Challenge: Scan the entries below and extract each line with the word "Fixed" in it.
--- start Material supplied ---
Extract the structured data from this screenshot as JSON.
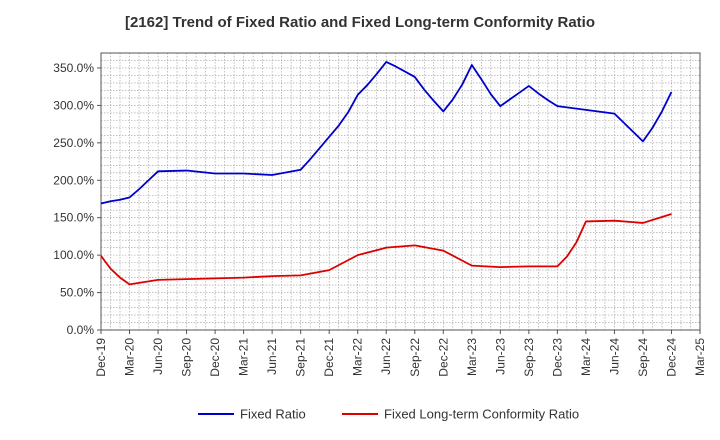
{
  "chart_data": {
    "type": "line",
    "title": "[2162]  Trend of Fixed Ratio and Fixed Long-term Conformity Ratio",
    "xlabel": "",
    "ylabel": "",
    "ylim": [
      0,
      370
    ],
    "yticks": [
      0,
      50,
      100,
      150,
      200,
      250,
      300,
      350
    ],
    "ytick_labels": [
      "0.0%",
      "50.0%",
      "100.0%",
      "150.0%",
      "200.0%",
      "250.0%",
      "300.0%",
      "350.0%"
    ],
    "xlim": [
      "Dec-19",
      "Mar-25"
    ],
    "xtick_labels": [
      "Dec-19",
      "Mar-20",
      "Jun-20",
      "Sep-20",
      "Dec-20",
      "Mar-21",
      "Jun-21",
      "Sep-21",
      "Dec-21",
      "Mar-22",
      "Jun-22",
      "Sep-22",
      "Dec-22",
      "Mar-23",
      "Jun-23",
      "Sep-23",
      "Dec-23",
      "Mar-24",
      "Jun-24",
      "Sep-24",
      "Dec-24",
      "Mar-25"
    ],
    "grid": true,
    "legend_position": "bottom",
    "series": [
      {
        "name": "Fixed Ratio",
        "color": "#0000cc",
        "x": [
          "Dec-19",
          "Jan-20",
          "Feb-20",
          "Mar-20",
          "Apr-20",
          "May-20",
          "Jun-20",
          "Sep-20",
          "Dec-20",
          "Mar-21",
          "Jun-21",
          "Sep-21",
          "Oct-21",
          "Nov-21",
          "Dec-21",
          "Jan-22",
          "Feb-22",
          "Mar-22",
          "Apr-22",
          "May-22",
          "Jun-22",
          "Jul-22",
          "Aug-22",
          "Sep-22",
          "Oct-22",
          "Nov-22",
          "Dec-22",
          "Jan-23",
          "Feb-23",
          "Mar-23",
          "Apr-23",
          "May-23",
          "Jun-23",
          "Jul-23",
          "Aug-23",
          "Sep-23",
          "Oct-23",
          "Nov-23",
          "Dec-23",
          "Mar-24",
          "Jun-24",
          "Sep-24",
          "Oct-24",
          "Nov-24",
          "Dec-24"
        ],
        "values": [
          169,
          172,
          174,
          177,
          188,
          200,
          212,
          213,
          209,
          209,
          207,
          214,
          228,
          243,
          258,
          273,
          291,
          314,
          327,
          342,
          358,
          352,
          345,
          338,
          321,
          306,
          292,
          308,
          328,
          354,
          335,
          315,
          299,
          308,
          317,
          326,
          316,
          307,
          299,
          294,
          289,
          252,
          270,
          292,
          318
        ]
      },
      {
        "name": "Fixed Long-term Conformity Ratio",
        "color": "#dd0000",
        "x": [
          "Dec-19",
          "Jan-20",
          "Feb-20",
          "Mar-20",
          "Apr-20",
          "May-20",
          "Jun-20",
          "Sep-20",
          "Dec-20",
          "Mar-21",
          "Jun-21",
          "Sep-21",
          "Dec-21",
          "Mar-22",
          "Jun-22",
          "Sep-22",
          "Dec-22",
          "Mar-23",
          "Jun-23",
          "Sep-23",
          "Dec-23",
          "Jan-24",
          "Feb-24",
          "Mar-24",
          "Jun-24",
          "Sep-24",
          "Dec-24"
        ],
        "values": [
          99,
          82,
          70,
          61,
          63,
          65,
          67,
          68,
          69,
          70,
          72,
          73,
          80,
          100,
          110,
          113,
          106,
          86,
          84,
          85,
          85,
          98,
          117,
          145,
          146,
          143,
          155
        ]
      }
    ]
  }
}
--- end Material supplied ---
Output of the task:
    "title": "[2162]  Trend of Fixed Ratio and Fixed Long-term Conformity Ratio",
        "name": "Fixed Ratio",
        "name": "Fixed Long-term Conformity Ratio",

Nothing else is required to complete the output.